The exercise: Transcribe the listing exactly, leaving out every picture.

Items:
◇ ◇ ◇

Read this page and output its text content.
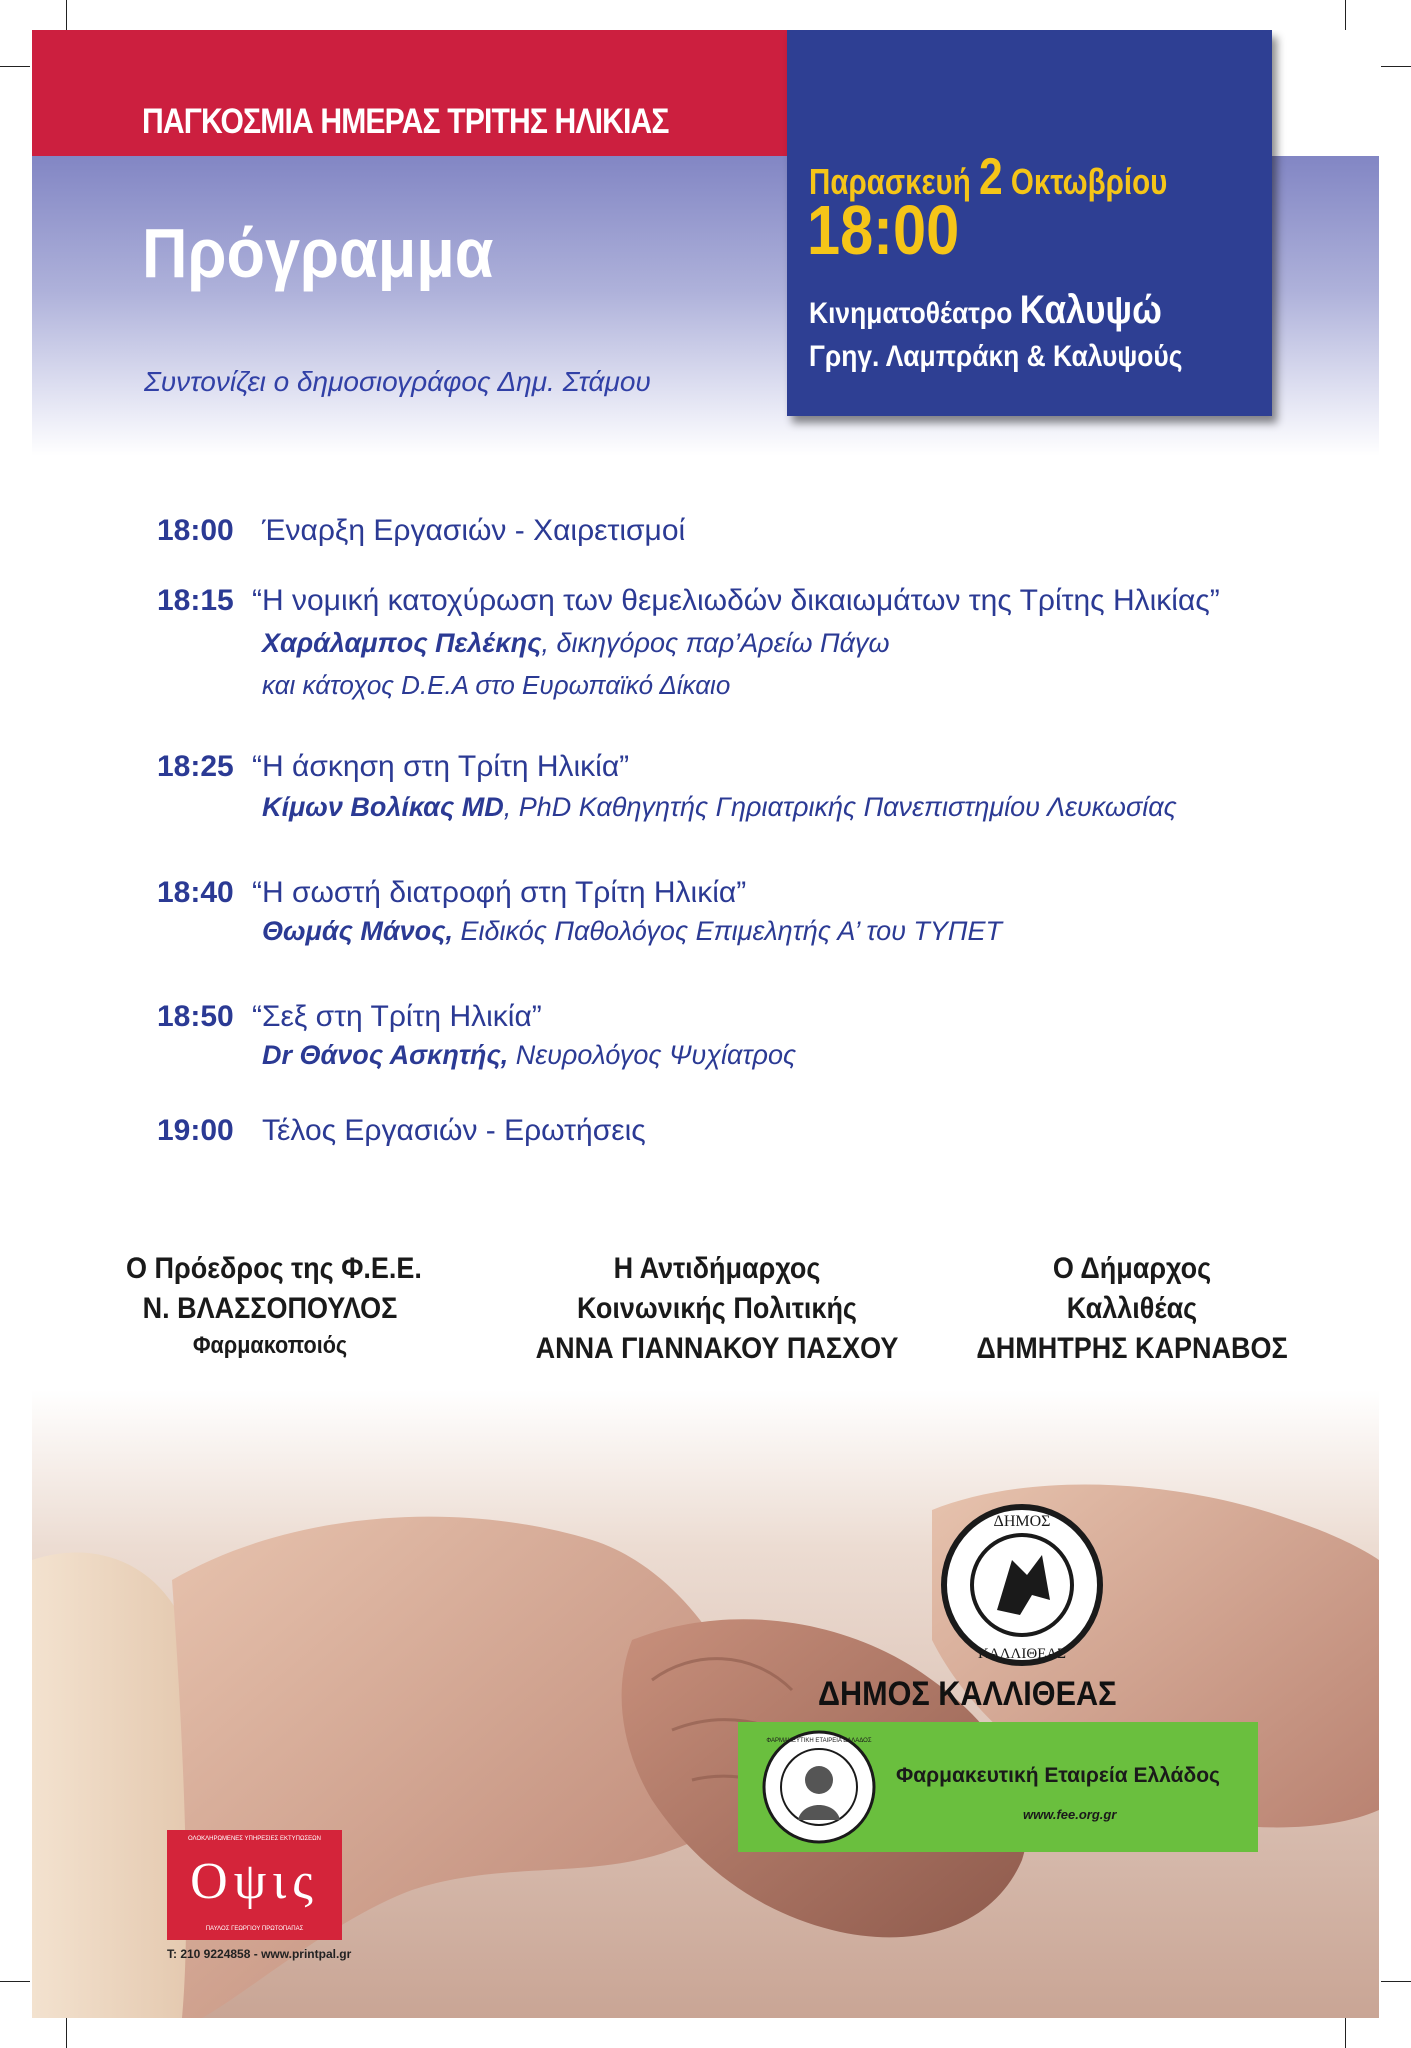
ΠΑΓΚΟΣΜΙΑ ΗΜΕΡΑΣ ΤΡΙΤΗΣ ΗΛΙΚΙΑΣ
Πρόγραμμα
Συντονίζει ο δημοσιογράφος Δημ. Στάμου
Παρασκευή 2 Οκτωβρίου
18:00
Κινηματοθέατρο Καλυψώ
Γρηγ. Λαμπράκη & Καλυψούς
18:00 Έναρξη Εργασιών - Χαιρετισμοί
18:15 “Η νομική κατοχύρωση των θεμελιωδών δικαιωμάτων της Τρίτης Ηλικίας”
Χαράλαμπος Πελέκης, δικηγόρος παρ’Αρείω Πάγω
και κάτοχος D.E.A στο Ευρωπαϊκό Δίκαιο
18:25 “Η άσκηση στη Τρίτη Ηλικία”
Κίμων Βολίκας MD, PhD Καθηγητής Γηριατρικής Πανεπιστημίου Λευκωσίας
18:40 “Η σωστή διατροφή στη Τρίτη Ηλικία”
Θωμάς Μάνος, Ειδικός Παθολόγος Επιμελητής Α’ του ΤΥΠΕΤ
18:50 “Σεξ στη Τρίτη Ηλικία”
Dr Θάνος Ασκητής, Νευρολόγος Ψυχίατρος
19:00 Τέλος Εργασιών - Ερωτήσεις
Ο Πρόεδρος της Φ.Ε.Ε.
Ν. ΒΛΑΣΣΟΠΟΥΛΟΣ
Φαρμακοποιός
Η Αντιδήμαρχος
Κοινωνικής Πολιτικής
ΑΝΝΑ ΓΙΑΝΝΑΚΟΥ ΠΑΣΧΟΥ
Ο Δήμαρχος
Καλλιθέας
ΔΗΜΗΤΡΗΣ ΚΑΡΝΑΒΟΣ
ΔΗΜΟΣ
ΚΑΛΛΙΘΕΑΣ
ΔΗΜΟΣ ΚΑΛΛΙΘΕΑΣ
ΦΑΡΜΑΚΕΥΤΙΚΗ ΕΤΑΙΡΕΙΑ ΕΛΛΑΔΟΣ
Φαρμακευτική Εταιρεία Ελλάδος
www.fee.org.gr
ΟΛΟΚΛΗΡΩΜΕΝΕΣ ΥΠΗΡΕΣΙΕΣ ΕΚΤΥΠΩΣΕΩΝ
Οψις
ΠΑΥΛΟΣ ΓΕΩΡΓΙΟΥ ΠΡΩΤΟΠΑΠΑΣ
T: 210 9224858 - www.printpal.gr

◇ ◇ ◇

Worked answer:
Read this page and output its text content.
ΠΑΓΚΟΣΜΙΑ ΗΜΕΡΑΣ ΤΡΙΤΗΣ ΗΛΙΚΙΑΣ
Πρόγραμμα
Συντονίζει ο δημοσιογράφος Δημ. Στάμου
Παρασκευή 2 Οκτωβρίου
18:00
Κινηματοθέατρο Καλυψώ
Γρηγ. Λαμπράκη & Καλυψούς
18:00 Έναρξη Εργασιών - Χαιρετισμοί
18:15 “Η νομική κατοχύρωση των θεμελιωδών δικαιωμάτων της Τρίτης Ηλικίας”
Χαράλαμπος Πελέκης, δικηγόρος παρ’Αρείω Πάγω
και κάτοχος D.E.A στο Ευρωπαϊκό Δίκαιο
18:25 “Η άσκηση στη Τρίτη Ηλικία”
Κίμων Βολίκας MD, PhD Καθηγητής Γηριατρικής Πανεπιστημίου Λευκωσίας
18:40 “Η σωστή διατροφή στη Τρίτη Ηλικία”
Θωμάς Μάνος, Ειδικός Παθολόγος Επιμελητής Α’ του ΤΥΠΕΤ
18:50 “Σεξ στη Τρίτη Ηλικία”
Dr Θάνος Ασκητής, Νευρολόγος Ψυχίατρος
19:00 Τέλος Εργασιών - Ερωτήσεις
Ο Πρόεδρος της Φ.Ε.Ε.
Ν. ΒΛΑΣΣΟΠΟΥΛΟΣ
Φαρμακοποιός
Η Αντιδήμαρχος
Κοινωνικής Πολιτικής
ΑΝΝΑ ΓΙΑΝΝΑΚΟΥ ΠΑΣΧΟΥ
Ο Δήμαρχος
Καλλιθέας
ΔΗΜΗΤΡΗΣ ΚΑΡΝΑΒΟΣ
ΔΗΜΟΣ
ΚΑΛΛΙΘΕΑΣ
ΔΗΜΟΣ ΚΑΛΛΙΘΕΑΣ
ΦΑΡΜΑΚΕΥΤΙΚΗ ΕΤΑΙΡΕΙΑ ΕΛΛΑΔΟΣ
Φαρμακευτική Εταιρεία Ελλάδος
www.fee.org.gr
ΟΛΟΚΛΗΡΩΜΕΝΕΣ ΥΠΗΡΕΣΙΕΣ ΕΚΤΥΠΩΣΕΩΝ
Οψις
ΠΑΥΛΟΣ ΓΕΩΡΓΙΟΥ ΠΡΩΤΟΠΑΠΑΣ
T: 210 9224858 - www.printpal.gr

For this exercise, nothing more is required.